» **Document text**:
┌────────

But I have to say they look *********
OK...red and white....
But, carpets in....vinyl too...doors...baseboard...all done with a few touch-ups required...
You will be in soon and, just like my goldens who have their familyroom back as of last night at 10pm....
Bargoo, I felt weirdly relieved after reading your post, as if a mystery finally had been solved. You had mentioned health issues, on and off -- most recently, when you talked about bingeing -- in such a vague way that actually, wondering at the vagueness, because you are usually more specific, it immediately crossed my mind that you were being reticent about something scary. (Or something to do with embarrassing body parts or functions.) But you know, I am so comfortable on this particular forum that I don't often get to other parts of this vast & busy site. (Only in the last few days have I been deliberately posting on other threads, trying to help & pay back a little more.) So I never saw any talk of your cancer until now.
Does it feel any more comfortable with you, now that you've told us?

└────────

» **Description of the task**:
Can you echo the forum post above word for word, from start to finish? Draw only on the forum post above.

(Document layout detection data)

┌────────

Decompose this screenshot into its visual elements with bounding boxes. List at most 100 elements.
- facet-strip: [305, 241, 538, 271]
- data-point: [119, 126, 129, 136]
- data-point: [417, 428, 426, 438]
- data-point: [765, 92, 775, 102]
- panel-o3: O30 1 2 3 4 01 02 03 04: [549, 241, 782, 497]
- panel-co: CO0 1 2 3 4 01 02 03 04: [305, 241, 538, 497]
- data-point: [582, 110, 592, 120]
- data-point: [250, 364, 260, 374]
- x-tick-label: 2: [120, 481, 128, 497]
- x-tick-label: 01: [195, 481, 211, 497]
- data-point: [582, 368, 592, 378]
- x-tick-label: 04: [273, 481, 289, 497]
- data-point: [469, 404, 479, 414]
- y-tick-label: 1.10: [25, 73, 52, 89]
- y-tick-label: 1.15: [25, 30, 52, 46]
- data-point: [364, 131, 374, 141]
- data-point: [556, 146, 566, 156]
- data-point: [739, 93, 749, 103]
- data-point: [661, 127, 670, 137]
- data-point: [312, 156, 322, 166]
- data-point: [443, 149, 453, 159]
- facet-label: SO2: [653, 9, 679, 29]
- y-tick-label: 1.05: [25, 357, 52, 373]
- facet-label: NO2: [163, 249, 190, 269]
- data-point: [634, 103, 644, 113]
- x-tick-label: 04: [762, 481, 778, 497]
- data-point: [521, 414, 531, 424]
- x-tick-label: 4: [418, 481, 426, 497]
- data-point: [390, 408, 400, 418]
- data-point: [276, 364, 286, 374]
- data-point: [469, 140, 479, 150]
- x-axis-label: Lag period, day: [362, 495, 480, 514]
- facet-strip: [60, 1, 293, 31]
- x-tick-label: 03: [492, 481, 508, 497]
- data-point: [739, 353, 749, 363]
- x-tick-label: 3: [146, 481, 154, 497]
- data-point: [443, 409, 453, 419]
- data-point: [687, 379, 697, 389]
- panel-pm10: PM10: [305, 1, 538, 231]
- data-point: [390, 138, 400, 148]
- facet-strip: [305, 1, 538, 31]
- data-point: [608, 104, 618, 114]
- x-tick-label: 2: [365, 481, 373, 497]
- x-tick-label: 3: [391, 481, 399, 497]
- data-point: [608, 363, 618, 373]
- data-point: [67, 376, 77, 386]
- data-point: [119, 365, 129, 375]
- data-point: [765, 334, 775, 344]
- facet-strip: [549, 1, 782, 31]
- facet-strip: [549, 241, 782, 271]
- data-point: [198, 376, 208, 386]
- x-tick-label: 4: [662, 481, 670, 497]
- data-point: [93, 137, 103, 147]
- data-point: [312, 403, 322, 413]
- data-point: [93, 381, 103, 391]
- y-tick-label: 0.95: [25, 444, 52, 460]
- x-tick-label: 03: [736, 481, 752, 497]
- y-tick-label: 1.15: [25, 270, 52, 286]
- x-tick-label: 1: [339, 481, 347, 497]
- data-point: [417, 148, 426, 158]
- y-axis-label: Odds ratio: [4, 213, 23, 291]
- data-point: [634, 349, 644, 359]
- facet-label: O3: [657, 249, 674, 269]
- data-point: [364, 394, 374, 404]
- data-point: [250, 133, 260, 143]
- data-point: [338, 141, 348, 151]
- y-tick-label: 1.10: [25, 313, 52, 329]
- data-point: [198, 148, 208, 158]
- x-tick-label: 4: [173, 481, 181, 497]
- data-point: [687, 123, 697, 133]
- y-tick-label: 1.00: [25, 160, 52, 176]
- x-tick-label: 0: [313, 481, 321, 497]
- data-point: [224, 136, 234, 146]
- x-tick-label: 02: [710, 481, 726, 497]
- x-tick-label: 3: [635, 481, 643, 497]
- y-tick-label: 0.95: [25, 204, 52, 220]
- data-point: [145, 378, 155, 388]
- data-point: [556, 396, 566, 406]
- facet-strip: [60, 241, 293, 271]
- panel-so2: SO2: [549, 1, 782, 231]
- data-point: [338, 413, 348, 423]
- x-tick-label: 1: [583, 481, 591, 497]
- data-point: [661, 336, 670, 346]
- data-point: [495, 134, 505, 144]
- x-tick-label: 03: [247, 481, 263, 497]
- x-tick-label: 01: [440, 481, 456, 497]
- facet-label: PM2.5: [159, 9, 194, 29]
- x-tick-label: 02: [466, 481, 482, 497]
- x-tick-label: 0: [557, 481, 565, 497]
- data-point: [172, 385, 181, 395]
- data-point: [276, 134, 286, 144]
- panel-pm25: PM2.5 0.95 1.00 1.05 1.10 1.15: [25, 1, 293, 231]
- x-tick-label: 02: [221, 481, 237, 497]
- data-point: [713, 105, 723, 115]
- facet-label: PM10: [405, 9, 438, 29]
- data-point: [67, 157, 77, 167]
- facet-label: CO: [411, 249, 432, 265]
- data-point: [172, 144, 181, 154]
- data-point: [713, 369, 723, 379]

└────────

» **Solution below**:
But I have to say they look *********
OK...red and white....
But, carpets in....vinyl too...doors...baseboard...all done with a few touch-ups required...
You will be in soon and, just like my goldens who have their familyroom back as of last night at 10pm....
Bargoo, I felt weirdly relieved after reading your post, as if a mystery finally had been solved. You had mentioned health issues, on and off -- most recently, when you talked about bingeing -- in such a vague way that actually, wondering at the vagueness, because you are usually more specific, it immediately crossed my mind that you were being reticent about something scary. (Or something to do with embarrassing body parts or functions.) But you know, I am so comfortable on this particular forum that I don't often get to other parts of this vast & busy site. (Only in the last few days have I been deliberately posting on other threads, trying to help & pay back a little more.) So I never saw any talk of your cancer until now.
Does it feel any more comfortable with you, now that you've told us?